* **Problem**
All of the material below is to be returned exactly.

* **The input**
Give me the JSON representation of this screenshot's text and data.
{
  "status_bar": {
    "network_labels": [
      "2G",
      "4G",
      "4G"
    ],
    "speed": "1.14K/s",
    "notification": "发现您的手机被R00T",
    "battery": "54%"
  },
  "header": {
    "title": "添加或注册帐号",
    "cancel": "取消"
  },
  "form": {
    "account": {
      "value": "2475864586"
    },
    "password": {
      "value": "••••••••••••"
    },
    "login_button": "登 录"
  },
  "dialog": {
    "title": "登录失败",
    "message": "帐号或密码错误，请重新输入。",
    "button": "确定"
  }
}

* **Answer to the problem**
Give me the JSON representation of this screenshot's text and data.
{
  "status_bar": {
    "network_labels": [
      "2G",
      "4G",
      "4G"
    ],
    "speed": "1.14K/s",
    "notification": "发现您的手机被R00T",
    "battery": "54%"
  },
  "header": {
    "title": "添加或注册帐号",
    "cancel": "取消"
  },
  "form": {
    "account": {
      "value": "2475864586"
    },
    "password": {
      "value": "••••••••••••"
    },
    "login_button": "登 录"
  },
  "dialog": {
    "title": "登录失败",
    "message": "帐号或密码错误，请重新输入。",
    "button": "确定"
  }
}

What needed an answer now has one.